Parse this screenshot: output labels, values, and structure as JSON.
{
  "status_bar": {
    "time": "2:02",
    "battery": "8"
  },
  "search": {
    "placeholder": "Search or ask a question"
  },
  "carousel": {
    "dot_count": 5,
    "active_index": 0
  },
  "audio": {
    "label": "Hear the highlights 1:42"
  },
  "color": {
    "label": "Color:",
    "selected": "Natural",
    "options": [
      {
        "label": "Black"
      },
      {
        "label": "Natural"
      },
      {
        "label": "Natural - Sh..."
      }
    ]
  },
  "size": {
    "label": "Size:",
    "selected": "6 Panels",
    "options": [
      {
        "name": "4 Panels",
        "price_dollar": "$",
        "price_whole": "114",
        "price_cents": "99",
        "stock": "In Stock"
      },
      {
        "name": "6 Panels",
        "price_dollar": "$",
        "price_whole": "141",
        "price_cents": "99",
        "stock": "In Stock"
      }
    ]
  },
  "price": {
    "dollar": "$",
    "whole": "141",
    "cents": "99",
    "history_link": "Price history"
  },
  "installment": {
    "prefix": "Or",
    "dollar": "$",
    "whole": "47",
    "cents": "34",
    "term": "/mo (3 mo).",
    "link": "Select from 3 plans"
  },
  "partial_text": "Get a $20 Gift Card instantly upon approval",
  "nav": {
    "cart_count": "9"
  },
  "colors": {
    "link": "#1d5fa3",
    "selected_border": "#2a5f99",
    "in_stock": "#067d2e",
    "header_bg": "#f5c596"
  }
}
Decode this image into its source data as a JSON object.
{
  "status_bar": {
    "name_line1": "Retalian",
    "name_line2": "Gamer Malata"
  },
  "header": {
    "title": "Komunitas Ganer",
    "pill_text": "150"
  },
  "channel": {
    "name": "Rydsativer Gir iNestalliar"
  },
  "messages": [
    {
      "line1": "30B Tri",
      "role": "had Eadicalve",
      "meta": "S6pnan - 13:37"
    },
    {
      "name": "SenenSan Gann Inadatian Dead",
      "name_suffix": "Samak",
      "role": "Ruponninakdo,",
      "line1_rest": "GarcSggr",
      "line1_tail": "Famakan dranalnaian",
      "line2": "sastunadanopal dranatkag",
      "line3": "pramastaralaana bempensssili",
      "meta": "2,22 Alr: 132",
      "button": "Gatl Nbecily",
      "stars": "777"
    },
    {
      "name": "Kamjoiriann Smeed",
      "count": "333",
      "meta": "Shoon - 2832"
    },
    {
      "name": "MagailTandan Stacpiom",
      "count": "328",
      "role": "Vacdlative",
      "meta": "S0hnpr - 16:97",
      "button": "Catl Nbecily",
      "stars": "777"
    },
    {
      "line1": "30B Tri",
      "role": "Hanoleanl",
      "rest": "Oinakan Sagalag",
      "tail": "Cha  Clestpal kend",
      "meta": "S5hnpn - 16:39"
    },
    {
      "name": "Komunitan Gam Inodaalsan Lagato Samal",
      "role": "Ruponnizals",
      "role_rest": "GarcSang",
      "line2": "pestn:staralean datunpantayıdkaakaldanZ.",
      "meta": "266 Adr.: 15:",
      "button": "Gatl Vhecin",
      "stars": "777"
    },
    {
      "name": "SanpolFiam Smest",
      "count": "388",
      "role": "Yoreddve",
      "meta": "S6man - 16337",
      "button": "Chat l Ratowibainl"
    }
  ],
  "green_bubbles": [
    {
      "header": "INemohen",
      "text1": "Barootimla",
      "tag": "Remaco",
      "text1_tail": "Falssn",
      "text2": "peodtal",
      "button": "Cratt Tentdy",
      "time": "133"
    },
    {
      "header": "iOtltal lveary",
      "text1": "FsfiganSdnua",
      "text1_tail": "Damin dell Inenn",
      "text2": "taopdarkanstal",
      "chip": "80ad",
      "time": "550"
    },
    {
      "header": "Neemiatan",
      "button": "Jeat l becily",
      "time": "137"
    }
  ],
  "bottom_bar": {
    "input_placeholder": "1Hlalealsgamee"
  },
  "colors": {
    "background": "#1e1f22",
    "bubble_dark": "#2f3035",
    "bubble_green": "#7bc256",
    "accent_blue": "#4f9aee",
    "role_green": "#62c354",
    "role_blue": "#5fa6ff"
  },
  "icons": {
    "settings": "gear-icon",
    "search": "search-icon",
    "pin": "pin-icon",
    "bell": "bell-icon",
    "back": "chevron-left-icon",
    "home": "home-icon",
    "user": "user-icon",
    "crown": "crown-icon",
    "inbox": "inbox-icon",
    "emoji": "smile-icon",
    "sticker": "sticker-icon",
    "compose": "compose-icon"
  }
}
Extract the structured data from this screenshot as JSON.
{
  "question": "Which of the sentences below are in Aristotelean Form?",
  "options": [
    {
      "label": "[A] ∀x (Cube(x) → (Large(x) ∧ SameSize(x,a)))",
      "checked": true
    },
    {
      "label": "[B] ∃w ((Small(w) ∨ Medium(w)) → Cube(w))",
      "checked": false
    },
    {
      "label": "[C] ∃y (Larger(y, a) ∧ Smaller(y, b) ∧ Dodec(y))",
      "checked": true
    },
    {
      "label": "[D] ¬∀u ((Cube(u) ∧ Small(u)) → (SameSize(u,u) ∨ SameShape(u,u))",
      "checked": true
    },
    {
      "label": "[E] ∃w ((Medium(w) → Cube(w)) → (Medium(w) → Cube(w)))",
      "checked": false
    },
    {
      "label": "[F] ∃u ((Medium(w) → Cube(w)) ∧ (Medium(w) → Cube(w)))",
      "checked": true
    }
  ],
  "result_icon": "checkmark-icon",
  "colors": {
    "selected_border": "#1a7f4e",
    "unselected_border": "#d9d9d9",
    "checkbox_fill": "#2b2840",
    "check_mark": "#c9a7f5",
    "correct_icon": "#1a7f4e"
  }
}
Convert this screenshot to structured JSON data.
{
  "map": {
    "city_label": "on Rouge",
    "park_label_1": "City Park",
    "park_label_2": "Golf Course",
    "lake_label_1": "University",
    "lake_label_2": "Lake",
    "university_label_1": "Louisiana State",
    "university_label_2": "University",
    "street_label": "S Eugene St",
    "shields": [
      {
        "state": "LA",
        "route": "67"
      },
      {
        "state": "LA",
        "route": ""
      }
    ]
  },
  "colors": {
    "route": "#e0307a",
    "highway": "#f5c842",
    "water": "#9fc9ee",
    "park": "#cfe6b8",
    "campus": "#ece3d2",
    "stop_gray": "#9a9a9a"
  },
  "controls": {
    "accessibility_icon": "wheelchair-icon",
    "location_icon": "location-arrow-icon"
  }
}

######

Exercise task: Extract each entry in full, exactly as given.

Expected answer:
Parse this screenshot: output labels, values, and structure as JSON.
{
  "status_bar": {
    "time": "2:02",
    "battery": "8"
  },
  "search": {
    "placeholder": "Search or ask a question"
  },
  "carousel": {
    "dot_count": 5,
    "active_index": 0
  },
  "audio": {
    "label": "Hear the highlights 1:42"
  },
  "color": {
    "label": "Color:",
    "selected": "Natural",
    "options": [
      {
        "label": "Black"
      },
      {
        "label": "Natural"
      },
      {
        "label": "Natural - Sh..."
      }
    ]
  },
  "size": {
    "label": "Size:",
    "selected": "6 Panels",
    "options": [
      {
        "name": "4 Panels",
        "price_dollar": "$",
        "price_whole": "114",
        "price_cents": "99",
        "stock": "In Stock"
      },
      {
        "name": "6 Panels",
        "price_dollar": "$",
        "price_whole": "141",
        "price_cents": "99",
        "stock": "In Stock"
      }
    ]
  },
  "price": {
    "dollar": "$",
    "whole": "141",
    "cents": "99",
    "history_link": "Price history"
  },
  "installment": {
    "prefix": "Or",
    "dollar": "$",
    "whole": "47",
    "cents": "34",
    "term": "/mo (3 mo).",
    "link": "Select from 3 plans"
  },
  "partial_text": "Get a $20 Gift Card instantly upon approval",
  "nav": {
    "cart_count": "9"
  },
  "colors": {
    "link": "#1d5fa3",
    "selected_border": "#2a5f99",
    "in_stock": "#067d2e",
    "header_bg": "#f5c596"
  }
}
Decode this image into its source data as a JSON object.
{
  "status_bar": {
    "name_line1": "Retalian",
    "name_line2": "Gamer Malata"
  },
  "header": {
    "title": "Komunitas Ganer",
    "pill_text": "150"
  },
  "channel": {
    "name": "Rydsativer Gir iNestalliar"
  },
  "messages": [
    {
      "line1": "30B Tri",
      "role": "had Eadicalve",
      "meta": "S6pnan - 13:37"
    },
    {
      "name": "SenenSan Gann Inadatian Dead",
      "name_suffix": "Samak",
      "role": "Ruponninakdo,",
      "line1_rest": "GarcSggr",
      "line1_tail": "Famakan dranalnaian",
      "line2": "sastunadanopal dranatkag",
      "line3": "pramastaralaana bempensssili",
      "meta": "2,22 Alr: 132",
      "button": "Gatl Nbecily",
      "stars": "777"
    },
    {
      "name": "Kamjoiriann Smeed",
      "count": "333",
      "meta": "Shoon - 2832"
    },
    {
      "name": "MagailTandan Stacpiom",
      "count": "328",
      "role": "Vacdlative",
      "meta": "S0hnpr - 16:97",
      "button": "Catl Nbecily",
      "stars": "777"
    },
    {
      "line1": "30B Tri",
      "role": "Hanoleanl",
      "rest": "Oinakan Sagalag",
      "tail": "Cha  Clestpal kend",
      "meta": "S5hnpn - 16:39"
    },
    {
      "name": "Komunitan Gam Inodaalsan Lagato Samal",
      "role": "Ruponnizals",
      "role_rest": "GarcSang",
      "line2": "pestn:staralean datunpantayıdkaakaldanZ.",
      "meta": "266 Adr.: 15:",
      "button": "Gatl Vhecin",
      "stars": "777"
    },
    {
      "name": "SanpolFiam Smest",
      "count": "388",
      "role": "Yoreddve",
      "meta": "S6man - 16337",
      "button": "Chat l Ratowibainl"
    }
  ],
  "green_bubbles": [
    {
      "header": "INemohen",
      "text1": "Barootimla",
      "tag": "Remaco",
      "text1_tail": "Falssn",
      "text2": "peodtal",
      "button": "Cratt Tentdy",
      "time": "133"
    },
    {
      "header": "iOtltal lveary",
      "text1": "FsfiganSdnua",
      "text1_tail": "Damin dell Inenn",
      "text2": "taopdarkanstal",
      "chip": "80ad",
      "time": "550"
    },
    {
      "header": "Neemiatan",
      "button": "Jeat l becily",
      "time": "137"
    }
  ],
  "bottom_bar": {
    "input_placeholder": "1Hlalealsgamee"
  },
  "colors": {
    "background": "#1e1f22",
    "bubble_dark": "#2f3035",
    "bubble_green": "#7bc256",
    "accent_blue": "#4f9aee",
    "role_green": "#62c354",
    "role_blue": "#5fa6ff"
  },
  "icons": {
    "settings": "gear-icon",
    "search": "search-icon",
    "pin": "pin-icon",
    "bell": "bell-icon",
    "back": "chevron-left-icon",
    "home": "home-icon",
    "user": "user-icon",
    "crown": "crown-icon",
    "inbox": "inbox-icon",
    "emoji": "smile-icon",
    "sticker": "sticker-icon",
    "compose": "compose-icon"
  }
}
Extract the structured data from this screenshot as JSON.
{
  "question": "Which of the sentences below are in Aristotelean Form?",
  "options": [
    {
      "label": "[A] ∀x (Cube(x) → (Large(x) ∧ SameSize(x,a)))",
      "checked": true
    },
    {
      "label": "[B] ∃w ((Small(w) ∨ Medium(w)) → Cube(w))",
      "checked": false
    },
    {
      "label": "[C] ∃y (Larger(y, a) ∧ Smaller(y, b) ∧ Dodec(y))",
      "checked": true
    },
    {
      "label": "[D] ¬∀u ((Cube(u) ∧ Small(u)) → (SameSize(u,u) ∨ SameShape(u,u))",
      "checked": true
    },
    {
      "label": "[E] ∃w ((Medium(w) → Cube(w)) → (Medium(w) → Cube(w)))",
      "checked": false
    },
    {
      "label": "[F] ∃u ((Medium(w) → Cube(w)) ∧ (Medium(w) → Cube(w)))",
      "checked": true
    }
  ],
  "result_icon": "checkmark-icon",
  "colors": {
    "selected_border": "#1a7f4e",
    "unselected_border": "#d9d9d9",
    "checkbox_fill": "#2b2840",
    "check_mark": "#c9a7f5",
    "correct_icon": "#1a7f4e"
  }
}
Convert this screenshot to structured JSON data.
{
  "map": {
    "city_label": "on Rouge",
    "park_label_1": "City Park",
    "park_label_2": "Golf Course",
    "lake_label_1": "University",
    "lake_label_2": "Lake",
    "university_label_1": "Louisiana State",
    "university_label_2": "University",
    "street_label": "S Eugene St",
    "shields": [
      {
        "state": "LA",
        "route": "67"
      },
      {
        "state": "LA",
        "route": ""
      }
    ]
  },
  "colors": {
    "route": "#e0307a",
    "highway": "#f5c842",
    "water": "#9fc9ee",
    "park": "#cfe6b8",
    "campus": "#ece3d2",
    "stop_gray": "#9a9a9a"
  },
  "controls": {
    "accessibility_icon": "wheelchair-icon",
    "location_icon": "location-arrow-icon"
  }
}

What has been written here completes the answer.